• [Exercise]: Copy the rows below verbatim, keeping every line as it stands.

··· Provided data

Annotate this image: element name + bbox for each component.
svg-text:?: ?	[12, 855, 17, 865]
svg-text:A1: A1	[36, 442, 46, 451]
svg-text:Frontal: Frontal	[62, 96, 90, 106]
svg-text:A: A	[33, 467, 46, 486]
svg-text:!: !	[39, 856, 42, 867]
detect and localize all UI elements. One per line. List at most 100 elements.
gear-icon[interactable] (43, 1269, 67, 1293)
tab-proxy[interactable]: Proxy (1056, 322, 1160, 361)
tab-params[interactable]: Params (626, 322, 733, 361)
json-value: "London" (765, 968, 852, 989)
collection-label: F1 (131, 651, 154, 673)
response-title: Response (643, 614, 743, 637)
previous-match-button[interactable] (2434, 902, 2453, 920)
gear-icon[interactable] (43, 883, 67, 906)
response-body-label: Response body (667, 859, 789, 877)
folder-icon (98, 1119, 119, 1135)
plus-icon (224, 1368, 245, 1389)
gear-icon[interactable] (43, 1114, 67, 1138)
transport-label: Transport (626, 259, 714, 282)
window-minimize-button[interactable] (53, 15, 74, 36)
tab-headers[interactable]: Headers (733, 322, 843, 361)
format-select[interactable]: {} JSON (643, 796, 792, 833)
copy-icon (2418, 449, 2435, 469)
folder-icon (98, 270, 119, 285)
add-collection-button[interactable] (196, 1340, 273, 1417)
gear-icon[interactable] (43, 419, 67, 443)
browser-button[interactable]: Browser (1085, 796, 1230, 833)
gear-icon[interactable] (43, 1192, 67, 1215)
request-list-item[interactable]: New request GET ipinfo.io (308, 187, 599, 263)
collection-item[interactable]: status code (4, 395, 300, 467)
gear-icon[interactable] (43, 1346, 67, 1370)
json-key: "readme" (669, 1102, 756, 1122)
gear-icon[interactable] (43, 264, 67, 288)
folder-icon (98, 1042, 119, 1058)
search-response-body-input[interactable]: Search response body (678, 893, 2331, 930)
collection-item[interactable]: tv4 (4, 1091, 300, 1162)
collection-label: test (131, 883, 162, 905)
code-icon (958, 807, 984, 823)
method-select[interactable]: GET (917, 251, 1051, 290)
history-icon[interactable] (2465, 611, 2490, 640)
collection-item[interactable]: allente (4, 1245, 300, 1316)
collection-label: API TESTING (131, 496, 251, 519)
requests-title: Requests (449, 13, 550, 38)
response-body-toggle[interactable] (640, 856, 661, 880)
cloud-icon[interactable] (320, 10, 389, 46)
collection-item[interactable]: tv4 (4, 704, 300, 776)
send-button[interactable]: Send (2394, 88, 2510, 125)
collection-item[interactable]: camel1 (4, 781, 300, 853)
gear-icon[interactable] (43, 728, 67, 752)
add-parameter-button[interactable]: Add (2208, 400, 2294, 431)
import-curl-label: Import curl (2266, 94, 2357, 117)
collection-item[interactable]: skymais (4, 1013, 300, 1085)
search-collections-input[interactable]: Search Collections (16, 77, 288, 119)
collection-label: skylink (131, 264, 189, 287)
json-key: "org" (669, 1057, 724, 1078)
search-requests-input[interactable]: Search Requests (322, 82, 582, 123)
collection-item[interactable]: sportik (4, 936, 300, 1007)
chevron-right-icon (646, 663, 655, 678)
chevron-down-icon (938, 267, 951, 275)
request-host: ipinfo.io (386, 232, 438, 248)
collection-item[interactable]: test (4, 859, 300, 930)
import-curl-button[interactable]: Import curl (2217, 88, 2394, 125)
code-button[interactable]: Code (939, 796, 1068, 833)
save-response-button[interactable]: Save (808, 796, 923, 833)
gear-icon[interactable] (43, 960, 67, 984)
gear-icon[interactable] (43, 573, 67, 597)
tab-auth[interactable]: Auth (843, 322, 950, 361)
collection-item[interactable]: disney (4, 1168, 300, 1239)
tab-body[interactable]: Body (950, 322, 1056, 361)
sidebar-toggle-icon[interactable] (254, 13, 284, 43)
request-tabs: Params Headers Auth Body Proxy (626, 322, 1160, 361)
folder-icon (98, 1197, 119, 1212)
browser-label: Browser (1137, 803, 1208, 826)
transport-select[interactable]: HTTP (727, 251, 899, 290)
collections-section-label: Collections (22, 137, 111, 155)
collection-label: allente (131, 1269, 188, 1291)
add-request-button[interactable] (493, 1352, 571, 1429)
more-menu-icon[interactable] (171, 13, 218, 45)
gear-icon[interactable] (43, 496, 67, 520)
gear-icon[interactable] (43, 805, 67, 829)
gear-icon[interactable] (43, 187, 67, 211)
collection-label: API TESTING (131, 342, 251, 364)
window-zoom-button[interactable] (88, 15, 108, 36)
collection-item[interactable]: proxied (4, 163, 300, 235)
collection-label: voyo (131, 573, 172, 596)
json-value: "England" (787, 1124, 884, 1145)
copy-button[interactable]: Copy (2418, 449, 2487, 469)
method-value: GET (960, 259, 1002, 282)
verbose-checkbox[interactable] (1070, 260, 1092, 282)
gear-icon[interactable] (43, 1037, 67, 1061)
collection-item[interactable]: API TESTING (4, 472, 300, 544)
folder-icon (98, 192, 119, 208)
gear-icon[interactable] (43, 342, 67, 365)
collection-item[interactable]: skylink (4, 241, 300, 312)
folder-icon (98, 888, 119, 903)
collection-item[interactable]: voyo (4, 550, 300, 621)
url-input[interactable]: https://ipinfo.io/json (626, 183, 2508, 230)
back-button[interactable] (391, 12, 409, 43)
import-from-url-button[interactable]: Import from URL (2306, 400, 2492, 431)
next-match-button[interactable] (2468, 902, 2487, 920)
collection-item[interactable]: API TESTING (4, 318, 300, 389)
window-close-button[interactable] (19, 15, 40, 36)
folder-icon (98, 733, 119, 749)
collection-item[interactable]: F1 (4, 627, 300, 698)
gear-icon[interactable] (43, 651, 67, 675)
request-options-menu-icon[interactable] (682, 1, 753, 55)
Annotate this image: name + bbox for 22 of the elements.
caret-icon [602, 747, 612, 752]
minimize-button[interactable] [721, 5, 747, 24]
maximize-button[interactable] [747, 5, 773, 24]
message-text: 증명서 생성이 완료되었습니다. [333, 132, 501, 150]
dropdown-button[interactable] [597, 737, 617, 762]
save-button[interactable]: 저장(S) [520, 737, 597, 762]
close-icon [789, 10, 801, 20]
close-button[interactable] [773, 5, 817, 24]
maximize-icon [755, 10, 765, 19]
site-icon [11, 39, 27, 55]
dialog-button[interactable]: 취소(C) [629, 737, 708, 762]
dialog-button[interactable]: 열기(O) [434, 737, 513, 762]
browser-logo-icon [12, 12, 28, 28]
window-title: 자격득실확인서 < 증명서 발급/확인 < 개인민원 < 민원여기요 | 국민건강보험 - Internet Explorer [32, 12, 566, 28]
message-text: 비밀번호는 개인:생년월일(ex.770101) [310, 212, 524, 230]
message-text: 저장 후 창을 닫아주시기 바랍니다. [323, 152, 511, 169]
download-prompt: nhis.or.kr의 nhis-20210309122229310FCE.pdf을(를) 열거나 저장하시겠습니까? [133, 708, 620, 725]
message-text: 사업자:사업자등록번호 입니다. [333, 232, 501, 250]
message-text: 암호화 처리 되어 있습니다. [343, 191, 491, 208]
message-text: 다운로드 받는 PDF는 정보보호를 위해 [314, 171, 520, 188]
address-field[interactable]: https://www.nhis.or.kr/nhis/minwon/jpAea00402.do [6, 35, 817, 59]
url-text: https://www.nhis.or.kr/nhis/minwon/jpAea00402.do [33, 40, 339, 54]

······

• [Final result]:
Annotate this image: element name + bbox for each component.
svg-text:?: ?	[12, 855, 17, 865]
svg-text:A1: A1	[36, 442, 46, 451]
svg-text:Frontal: Frontal	[62, 96, 90, 106]
svg-text:A: A	[33, 467, 46, 486]
svg-text:!: !	[39, 856, 42, 867]
detect and localize all UI elements. One per line. List at most 100 elements.
gear-icon[interactable] (43, 1269, 67, 1293)
tab-proxy[interactable]: Proxy (1056, 322, 1160, 361)
tab-params[interactable]: Params (626, 322, 733, 361)
json-value: "London" (765, 968, 852, 989)
collection-label: F1 (131, 651, 154, 673)
response-title: Response (643, 614, 743, 637)
previous-match-button[interactable] (2434, 902, 2453, 920)
gear-icon[interactable] (43, 883, 67, 906)
response-body-label: Response body (667, 859, 789, 877)
folder-icon (98, 1119, 119, 1135)
plus-icon (224, 1368, 245, 1389)
gear-icon[interactable] (43, 1114, 67, 1138)
transport-label: Transport (626, 259, 714, 282)
window-minimize-button[interactable] (53, 15, 74, 36)
tab-headers[interactable]: Headers (733, 322, 843, 361)
format-select[interactable]: {} JSON (643, 796, 792, 833)
copy-icon (2418, 449, 2435, 469)
folder-icon (98, 270, 119, 285)
add-collection-button[interactable] (196, 1340, 273, 1417)
gear-icon[interactable] (43, 419, 67, 443)
browser-button[interactable]: Browser (1085, 796, 1230, 833)
gear-icon[interactable] (43, 1192, 67, 1215)
request-list-item[interactable]: New request GET ipinfo.io (308, 187, 599, 263)
collection-item[interactable]: status code (4, 395, 300, 467)
gear-icon[interactable] (43, 1346, 67, 1370)
json-key: "readme" (669, 1102, 756, 1122)
gear-icon[interactable] (43, 264, 67, 288)
folder-icon (98, 1042, 119, 1058)
search-response-body-input[interactable]: Search response body (678, 893, 2331, 930)
collection-item[interactable]: tv4 (4, 1091, 300, 1162)
collection-label: test (131, 883, 162, 905)
code-icon (958, 807, 984, 823)
method-select[interactable]: GET (917, 251, 1051, 290)
history-icon[interactable] (2465, 611, 2490, 640)
collection-item[interactable]: allente (4, 1245, 300, 1316)
collection-label: API TESTING (131, 496, 251, 519)
requests-title: Requests (449, 13, 550, 38)
response-body-toggle[interactable] (640, 856, 661, 880)
cloud-icon[interactable] (320, 10, 389, 46)
collection-item[interactable]: tv4 (4, 704, 300, 776)
send-button[interactable]: Send (2394, 88, 2510, 125)
collection-item[interactable]: camel1 (4, 781, 300, 853)
gear-icon[interactable] (43, 728, 67, 752)
add-parameter-button[interactable]: Add (2208, 400, 2294, 431)
import-curl-label: Import curl (2266, 94, 2357, 117)
collection-item[interactable]: skymais (4, 1013, 300, 1085)
search-collections-input[interactable]: Search Collections (16, 77, 288, 119)
collection-label: skylink (131, 264, 189, 287)
json-key: "org" (669, 1057, 724, 1078)
search-requests-input[interactable]: Search Requests (322, 82, 582, 123)
collection-item[interactable]: sportik (4, 936, 300, 1007)
chevron-right-icon (646, 663, 655, 678)
chevron-down-icon (938, 267, 951, 275)
request-host: ipinfo.io (386, 232, 438, 248)
collection-item[interactable]: test (4, 859, 300, 930)
import-curl-button[interactable]: Import curl (2217, 88, 2394, 125)
code-button[interactable]: Code (939, 796, 1068, 833)
save-response-button[interactable]: Save (808, 796, 923, 833)
gear-icon[interactable] (43, 960, 67, 984)
gear-icon[interactable] (43, 573, 67, 597)
tab-auth[interactable]: Auth (843, 322, 950, 361)
collection-item[interactable]: disney (4, 1168, 300, 1239)
tab-body[interactable]: Body (950, 322, 1056, 361)
sidebar-toggle-icon[interactable] (254, 13, 284, 43)
request-tabs: Params Headers Auth Body Proxy (626, 322, 1160, 361)
folder-icon (98, 1197, 119, 1212)
browser-label: Browser (1137, 803, 1208, 826)
transport-select[interactable]: HTTP (727, 251, 899, 290)
collections-section-label: Collections (22, 137, 111, 155)
collection-label: allente (131, 1269, 188, 1291)
add-request-button[interactable] (493, 1352, 571, 1429)
more-menu-icon[interactable] (171, 13, 218, 45)
gear-icon[interactable] (43, 496, 67, 520)
gear-icon[interactable] (43, 805, 67, 829)
gear-icon[interactable] (43, 187, 67, 211)
collection-label: API TESTING (131, 342, 251, 364)
window-zoom-button[interactable] (88, 15, 108, 36)
collection-item[interactable]: proxied (4, 163, 300, 235)
collection-label: voyo (131, 573, 172, 596)
json-value: "England" (787, 1124, 884, 1145)
copy-button[interactable]: Copy (2418, 449, 2487, 469)
method-value: GET (960, 259, 1002, 282)
verbose-checkbox[interactable] (1070, 260, 1092, 282)
gear-icon[interactable] (43, 1037, 67, 1061)
collection-item[interactable]: API TESTING (4, 472, 300, 544)
folder-icon (98, 192, 119, 208)
gear-icon[interactable] (43, 342, 67, 365)
collection-item[interactable]: skylink (4, 241, 300, 312)
folder-icon (98, 888, 119, 903)
collection-item[interactable]: voyo (4, 550, 300, 621)
url-input[interactable]: https://ipinfo.io/json (626, 183, 2508, 230)
back-button[interactable] (391, 12, 409, 43)
import-from-url-button[interactable]: Import from URL (2306, 400, 2492, 431)
next-match-button[interactable] (2468, 902, 2487, 920)
collection-item[interactable]: API TESTING (4, 318, 300, 389)
window-close-button[interactable] (19, 15, 40, 36)
folder-icon (98, 733, 119, 749)
collection-item[interactable]: F1 (4, 627, 300, 698)
gear-icon[interactable] (43, 651, 67, 675)
request-options-menu-icon[interactable] (682, 1, 753, 55)
Annotate this image: name + bbox for 22 of the elements.
caret-icon [602, 747, 612, 752]
minimize-button[interactable] [721, 5, 747, 24]
maximize-button[interactable] [747, 5, 773, 24]
message-text: 증명서 생성이 완료되었습니다. [333, 132, 501, 150]
dropdown-button[interactable] [597, 737, 617, 762]
save-button[interactable]: 저장(S) [520, 737, 597, 762]
close-icon [789, 10, 801, 20]
close-button[interactable] [773, 5, 817, 24]
maximize-icon [755, 10, 765, 19]
site-icon [11, 39, 27, 55]
dialog-button[interactable]: 취소(C) [629, 737, 708, 762]
dialog-button[interactable]: 열기(O) [434, 737, 513, 762]
browser-logo-icon [12, 12, 28, 28]
window-title: 자격득실확인서 < 증명서 발급/확인 < 개인민원 < 민원여기요 | 국민건강보험 - Internet Explorer [32, 12, 566, 28]
message-text: 비밀번호는 개인:생년월일(ex.770101) [310, 212, 524, 230]
message-text: 저장 후 창을 닫아주시기 바랍니다. [323, 152, 511, 169]
download-prompt: nhis.or.kr의 nhis-20210309122229310FCE.pdf을(를) 열거나 저장하시겠습니까? [133, 708, 620, 725]
message-text: 사업자:사업자등록번호 입니다. [333, 232, 501, 250]
message-text: 암호화 처리 되어 있습니다. [343, 191, 491, 208]
message-text: 다운로드 받는 PDF는 정보보호를 위해 [314, 171, 520, 188]
address-field[interactable]: https://www.nhis.or.kr/nhis/minwon/jpAea00402.do [6, 35, 817, 59]
url-text: https://www.nhis.or.kr/nhis/minwon/jpAea00402.do [33, 40, 339, 54]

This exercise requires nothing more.